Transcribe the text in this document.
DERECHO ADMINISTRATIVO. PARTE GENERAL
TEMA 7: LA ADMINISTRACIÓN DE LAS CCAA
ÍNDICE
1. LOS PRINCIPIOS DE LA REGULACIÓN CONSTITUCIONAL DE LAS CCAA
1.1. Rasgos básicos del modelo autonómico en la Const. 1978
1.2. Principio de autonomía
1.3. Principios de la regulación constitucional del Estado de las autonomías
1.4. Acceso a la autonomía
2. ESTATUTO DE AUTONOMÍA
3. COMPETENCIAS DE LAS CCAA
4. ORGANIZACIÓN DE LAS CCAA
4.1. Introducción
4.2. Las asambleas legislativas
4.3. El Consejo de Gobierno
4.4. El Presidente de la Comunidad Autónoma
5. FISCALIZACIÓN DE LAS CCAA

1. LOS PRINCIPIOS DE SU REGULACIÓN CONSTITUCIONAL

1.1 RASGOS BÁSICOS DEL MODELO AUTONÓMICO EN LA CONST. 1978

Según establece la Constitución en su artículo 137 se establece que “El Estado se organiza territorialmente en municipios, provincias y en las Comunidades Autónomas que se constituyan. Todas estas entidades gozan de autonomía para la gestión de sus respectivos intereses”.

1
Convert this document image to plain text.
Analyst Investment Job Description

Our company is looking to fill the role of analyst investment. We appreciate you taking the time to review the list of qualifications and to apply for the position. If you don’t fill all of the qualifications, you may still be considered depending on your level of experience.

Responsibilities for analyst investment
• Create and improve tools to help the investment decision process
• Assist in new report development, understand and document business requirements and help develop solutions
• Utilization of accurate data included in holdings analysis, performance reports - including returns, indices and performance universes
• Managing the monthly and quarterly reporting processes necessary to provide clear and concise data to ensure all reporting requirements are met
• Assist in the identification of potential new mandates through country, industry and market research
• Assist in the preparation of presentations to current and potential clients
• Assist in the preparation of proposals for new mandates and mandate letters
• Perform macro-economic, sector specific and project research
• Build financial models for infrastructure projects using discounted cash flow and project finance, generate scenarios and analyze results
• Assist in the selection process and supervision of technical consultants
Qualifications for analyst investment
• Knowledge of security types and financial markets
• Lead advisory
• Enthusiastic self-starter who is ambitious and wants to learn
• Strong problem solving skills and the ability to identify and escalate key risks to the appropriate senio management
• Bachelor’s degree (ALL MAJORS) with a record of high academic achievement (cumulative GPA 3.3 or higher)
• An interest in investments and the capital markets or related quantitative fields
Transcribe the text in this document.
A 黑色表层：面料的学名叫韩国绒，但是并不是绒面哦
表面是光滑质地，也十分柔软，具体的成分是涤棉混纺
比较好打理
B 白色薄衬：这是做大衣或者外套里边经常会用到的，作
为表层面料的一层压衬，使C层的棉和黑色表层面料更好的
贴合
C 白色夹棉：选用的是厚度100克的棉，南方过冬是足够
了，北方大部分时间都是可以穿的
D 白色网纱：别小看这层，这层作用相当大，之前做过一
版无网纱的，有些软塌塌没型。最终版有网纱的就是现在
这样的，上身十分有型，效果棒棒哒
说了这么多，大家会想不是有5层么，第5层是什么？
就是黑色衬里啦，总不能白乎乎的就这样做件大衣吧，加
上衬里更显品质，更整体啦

# EXERCISE AIM
In the entries above, count each line holding "Assist" and report the total and nothing more.

# PROBLEM SOLUTION
5